● **RECORD EXTRACTS**:
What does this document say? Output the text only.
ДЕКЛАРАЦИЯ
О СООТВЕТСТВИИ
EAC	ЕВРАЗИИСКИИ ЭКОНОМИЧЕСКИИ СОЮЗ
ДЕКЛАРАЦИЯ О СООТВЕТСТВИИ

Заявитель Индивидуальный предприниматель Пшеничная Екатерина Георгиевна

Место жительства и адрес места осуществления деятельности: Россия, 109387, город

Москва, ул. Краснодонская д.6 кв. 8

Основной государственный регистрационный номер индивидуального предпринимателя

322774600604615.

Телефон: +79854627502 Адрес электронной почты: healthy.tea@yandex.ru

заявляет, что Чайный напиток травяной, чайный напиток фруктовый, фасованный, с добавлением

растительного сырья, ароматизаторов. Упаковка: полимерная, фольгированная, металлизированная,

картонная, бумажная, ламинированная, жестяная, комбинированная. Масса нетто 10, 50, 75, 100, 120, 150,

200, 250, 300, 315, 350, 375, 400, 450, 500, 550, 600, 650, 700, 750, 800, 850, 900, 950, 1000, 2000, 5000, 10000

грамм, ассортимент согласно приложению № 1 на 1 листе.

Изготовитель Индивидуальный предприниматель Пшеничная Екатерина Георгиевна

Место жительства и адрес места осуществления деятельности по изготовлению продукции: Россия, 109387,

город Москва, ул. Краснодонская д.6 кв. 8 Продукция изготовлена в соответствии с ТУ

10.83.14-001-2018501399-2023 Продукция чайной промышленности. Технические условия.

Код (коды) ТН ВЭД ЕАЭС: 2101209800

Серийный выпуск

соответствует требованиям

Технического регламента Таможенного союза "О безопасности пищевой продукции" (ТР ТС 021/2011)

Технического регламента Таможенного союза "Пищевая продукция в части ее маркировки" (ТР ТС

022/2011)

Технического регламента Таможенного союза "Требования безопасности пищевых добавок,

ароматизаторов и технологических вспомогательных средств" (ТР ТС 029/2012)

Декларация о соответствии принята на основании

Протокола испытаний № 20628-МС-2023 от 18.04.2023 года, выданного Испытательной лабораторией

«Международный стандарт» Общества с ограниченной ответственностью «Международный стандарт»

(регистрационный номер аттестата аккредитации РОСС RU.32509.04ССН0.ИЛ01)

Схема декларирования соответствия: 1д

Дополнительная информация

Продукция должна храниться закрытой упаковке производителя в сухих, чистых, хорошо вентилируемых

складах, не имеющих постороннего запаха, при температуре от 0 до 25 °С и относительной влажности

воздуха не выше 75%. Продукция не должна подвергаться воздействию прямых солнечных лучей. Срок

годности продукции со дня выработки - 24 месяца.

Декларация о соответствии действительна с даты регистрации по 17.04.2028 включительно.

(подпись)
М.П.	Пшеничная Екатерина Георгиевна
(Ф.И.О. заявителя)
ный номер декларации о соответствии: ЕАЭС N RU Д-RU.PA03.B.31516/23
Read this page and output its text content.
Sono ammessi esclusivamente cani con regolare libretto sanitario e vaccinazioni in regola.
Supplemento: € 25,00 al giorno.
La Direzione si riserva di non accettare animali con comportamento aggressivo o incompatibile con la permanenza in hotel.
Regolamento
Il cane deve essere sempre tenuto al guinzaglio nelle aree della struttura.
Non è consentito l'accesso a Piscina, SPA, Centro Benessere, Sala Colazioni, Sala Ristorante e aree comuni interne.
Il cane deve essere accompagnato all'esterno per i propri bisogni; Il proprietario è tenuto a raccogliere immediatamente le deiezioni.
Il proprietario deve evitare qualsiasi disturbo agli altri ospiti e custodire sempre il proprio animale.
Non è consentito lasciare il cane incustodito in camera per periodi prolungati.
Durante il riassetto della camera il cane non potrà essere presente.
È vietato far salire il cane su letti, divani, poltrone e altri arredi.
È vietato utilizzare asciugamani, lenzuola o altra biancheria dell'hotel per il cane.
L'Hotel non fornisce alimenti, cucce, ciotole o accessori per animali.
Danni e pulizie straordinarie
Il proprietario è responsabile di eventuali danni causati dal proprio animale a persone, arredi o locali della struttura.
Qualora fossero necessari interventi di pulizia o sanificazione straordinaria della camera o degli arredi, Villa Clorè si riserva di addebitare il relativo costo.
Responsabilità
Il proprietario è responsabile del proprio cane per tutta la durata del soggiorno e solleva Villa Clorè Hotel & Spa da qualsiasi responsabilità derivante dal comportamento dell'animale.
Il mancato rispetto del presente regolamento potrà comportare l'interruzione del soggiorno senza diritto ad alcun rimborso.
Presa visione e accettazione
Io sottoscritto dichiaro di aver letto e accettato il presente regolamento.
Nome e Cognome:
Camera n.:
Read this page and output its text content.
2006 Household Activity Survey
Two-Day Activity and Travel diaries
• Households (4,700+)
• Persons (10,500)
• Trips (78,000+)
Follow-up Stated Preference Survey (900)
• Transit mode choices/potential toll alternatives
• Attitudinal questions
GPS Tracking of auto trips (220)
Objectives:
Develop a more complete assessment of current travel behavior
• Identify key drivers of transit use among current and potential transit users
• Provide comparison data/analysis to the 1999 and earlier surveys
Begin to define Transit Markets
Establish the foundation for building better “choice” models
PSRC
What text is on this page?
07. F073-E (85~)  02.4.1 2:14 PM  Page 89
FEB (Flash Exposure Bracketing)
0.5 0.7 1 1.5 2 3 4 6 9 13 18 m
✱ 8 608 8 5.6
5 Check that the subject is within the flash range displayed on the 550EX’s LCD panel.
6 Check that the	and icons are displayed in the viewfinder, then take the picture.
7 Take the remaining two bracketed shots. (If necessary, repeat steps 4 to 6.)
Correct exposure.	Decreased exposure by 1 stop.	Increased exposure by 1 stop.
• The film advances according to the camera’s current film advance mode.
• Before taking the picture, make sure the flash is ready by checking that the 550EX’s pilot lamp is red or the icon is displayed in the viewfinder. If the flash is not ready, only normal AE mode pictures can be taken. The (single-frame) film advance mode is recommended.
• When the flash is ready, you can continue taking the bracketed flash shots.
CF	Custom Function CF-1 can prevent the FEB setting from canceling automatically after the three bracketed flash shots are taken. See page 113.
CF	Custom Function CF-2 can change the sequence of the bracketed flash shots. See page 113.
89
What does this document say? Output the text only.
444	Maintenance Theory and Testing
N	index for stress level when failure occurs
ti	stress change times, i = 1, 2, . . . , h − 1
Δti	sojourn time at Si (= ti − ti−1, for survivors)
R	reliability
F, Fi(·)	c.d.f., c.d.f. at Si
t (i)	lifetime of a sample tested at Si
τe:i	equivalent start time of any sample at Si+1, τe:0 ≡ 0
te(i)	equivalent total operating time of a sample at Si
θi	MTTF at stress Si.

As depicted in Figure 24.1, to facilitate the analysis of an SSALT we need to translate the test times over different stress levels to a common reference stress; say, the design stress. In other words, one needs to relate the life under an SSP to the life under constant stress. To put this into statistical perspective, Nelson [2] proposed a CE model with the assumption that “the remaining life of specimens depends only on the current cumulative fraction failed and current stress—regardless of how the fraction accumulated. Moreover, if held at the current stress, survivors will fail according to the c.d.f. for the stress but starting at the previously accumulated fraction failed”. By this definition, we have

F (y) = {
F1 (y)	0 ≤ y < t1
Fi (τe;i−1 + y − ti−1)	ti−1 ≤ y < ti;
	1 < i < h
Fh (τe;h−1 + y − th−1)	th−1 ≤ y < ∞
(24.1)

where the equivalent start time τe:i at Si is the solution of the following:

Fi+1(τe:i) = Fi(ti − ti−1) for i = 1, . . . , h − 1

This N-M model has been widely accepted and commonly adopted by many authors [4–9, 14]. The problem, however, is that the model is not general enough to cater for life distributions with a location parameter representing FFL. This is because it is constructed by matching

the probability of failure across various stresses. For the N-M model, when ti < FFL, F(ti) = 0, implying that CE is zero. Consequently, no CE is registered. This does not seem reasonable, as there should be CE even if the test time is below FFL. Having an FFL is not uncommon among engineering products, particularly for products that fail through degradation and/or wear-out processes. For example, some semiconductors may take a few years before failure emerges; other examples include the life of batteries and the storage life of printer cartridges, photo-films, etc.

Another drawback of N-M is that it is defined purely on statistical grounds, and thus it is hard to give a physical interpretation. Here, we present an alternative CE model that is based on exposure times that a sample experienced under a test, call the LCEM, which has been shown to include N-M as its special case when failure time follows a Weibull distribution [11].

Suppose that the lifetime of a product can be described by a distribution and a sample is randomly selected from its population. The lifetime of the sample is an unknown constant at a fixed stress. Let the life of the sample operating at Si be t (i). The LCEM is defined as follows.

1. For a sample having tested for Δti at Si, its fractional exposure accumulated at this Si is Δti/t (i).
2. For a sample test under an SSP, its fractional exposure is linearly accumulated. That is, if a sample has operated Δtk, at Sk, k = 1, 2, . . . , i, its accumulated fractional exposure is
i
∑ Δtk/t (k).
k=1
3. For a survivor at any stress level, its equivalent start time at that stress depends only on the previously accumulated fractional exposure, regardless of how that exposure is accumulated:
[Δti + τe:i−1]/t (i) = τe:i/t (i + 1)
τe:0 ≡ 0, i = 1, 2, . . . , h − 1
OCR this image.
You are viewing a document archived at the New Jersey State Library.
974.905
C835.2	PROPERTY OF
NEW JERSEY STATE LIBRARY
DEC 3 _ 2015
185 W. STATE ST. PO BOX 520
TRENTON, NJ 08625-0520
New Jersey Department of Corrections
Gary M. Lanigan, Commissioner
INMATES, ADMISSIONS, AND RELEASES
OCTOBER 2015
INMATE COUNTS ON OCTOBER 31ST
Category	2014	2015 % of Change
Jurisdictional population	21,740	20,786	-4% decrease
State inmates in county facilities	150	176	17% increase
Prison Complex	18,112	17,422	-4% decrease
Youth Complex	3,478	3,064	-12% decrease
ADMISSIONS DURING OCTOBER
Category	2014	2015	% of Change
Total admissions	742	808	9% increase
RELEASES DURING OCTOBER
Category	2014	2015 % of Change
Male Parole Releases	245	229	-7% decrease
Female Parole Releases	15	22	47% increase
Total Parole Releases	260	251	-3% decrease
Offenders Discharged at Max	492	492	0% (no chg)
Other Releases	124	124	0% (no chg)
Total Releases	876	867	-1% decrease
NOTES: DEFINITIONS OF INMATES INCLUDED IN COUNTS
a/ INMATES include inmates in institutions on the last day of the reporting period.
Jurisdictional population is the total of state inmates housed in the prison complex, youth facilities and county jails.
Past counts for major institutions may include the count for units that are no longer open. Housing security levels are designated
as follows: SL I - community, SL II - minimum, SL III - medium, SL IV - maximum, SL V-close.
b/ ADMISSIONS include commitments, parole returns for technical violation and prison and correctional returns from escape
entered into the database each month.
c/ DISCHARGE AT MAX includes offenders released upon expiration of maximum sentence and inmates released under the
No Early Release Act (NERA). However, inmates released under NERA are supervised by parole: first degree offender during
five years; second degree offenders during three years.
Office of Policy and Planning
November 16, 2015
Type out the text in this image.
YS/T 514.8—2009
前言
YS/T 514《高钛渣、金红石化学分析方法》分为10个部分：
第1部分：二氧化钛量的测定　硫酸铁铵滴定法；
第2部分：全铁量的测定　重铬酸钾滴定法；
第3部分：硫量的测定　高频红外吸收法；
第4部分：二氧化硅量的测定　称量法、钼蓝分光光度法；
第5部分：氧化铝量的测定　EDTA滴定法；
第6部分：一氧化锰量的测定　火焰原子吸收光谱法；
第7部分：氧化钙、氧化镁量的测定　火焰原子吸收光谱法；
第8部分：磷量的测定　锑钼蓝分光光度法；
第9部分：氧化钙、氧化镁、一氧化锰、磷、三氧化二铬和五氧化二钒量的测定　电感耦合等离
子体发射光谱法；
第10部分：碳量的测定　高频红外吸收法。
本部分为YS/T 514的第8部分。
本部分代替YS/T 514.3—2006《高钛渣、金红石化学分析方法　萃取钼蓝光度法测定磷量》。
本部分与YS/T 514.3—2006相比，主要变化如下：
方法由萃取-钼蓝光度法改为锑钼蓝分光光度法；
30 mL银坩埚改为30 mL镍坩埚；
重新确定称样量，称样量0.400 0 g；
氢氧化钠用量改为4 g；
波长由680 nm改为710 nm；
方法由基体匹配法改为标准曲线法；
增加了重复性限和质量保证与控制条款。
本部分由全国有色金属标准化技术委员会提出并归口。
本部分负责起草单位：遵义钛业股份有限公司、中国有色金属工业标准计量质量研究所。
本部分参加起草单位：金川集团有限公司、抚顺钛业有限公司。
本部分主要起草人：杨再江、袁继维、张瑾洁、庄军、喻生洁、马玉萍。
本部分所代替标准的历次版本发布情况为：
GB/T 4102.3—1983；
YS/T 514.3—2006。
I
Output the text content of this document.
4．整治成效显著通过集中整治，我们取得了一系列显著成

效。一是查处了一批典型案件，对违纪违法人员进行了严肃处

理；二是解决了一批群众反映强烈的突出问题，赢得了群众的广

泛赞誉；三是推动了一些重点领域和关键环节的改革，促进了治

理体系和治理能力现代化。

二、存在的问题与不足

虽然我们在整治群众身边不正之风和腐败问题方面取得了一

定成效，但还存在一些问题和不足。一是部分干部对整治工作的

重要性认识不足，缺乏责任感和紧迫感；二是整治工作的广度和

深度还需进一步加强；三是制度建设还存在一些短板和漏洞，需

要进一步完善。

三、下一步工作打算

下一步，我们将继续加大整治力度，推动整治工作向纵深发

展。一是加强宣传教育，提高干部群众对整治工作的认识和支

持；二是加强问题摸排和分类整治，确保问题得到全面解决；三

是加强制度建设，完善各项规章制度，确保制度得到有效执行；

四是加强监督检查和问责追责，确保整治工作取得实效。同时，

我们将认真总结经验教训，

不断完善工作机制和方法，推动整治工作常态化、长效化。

● **TASK OBJECTIVE**: Which lines contain "lifetime"? Show each of them.

● **ANSWER TO THIS PROBLEM**:
t (i)	lifetime of a sample tested at Si
Suppose that the lifetime of a product can be described by a distribution and a sample is randomly selected from its population. The lifetime of the sample is an unknown constant at a fixed stress. Let the life of the sample operating at Si be t (i). The LCEM is defined as follows.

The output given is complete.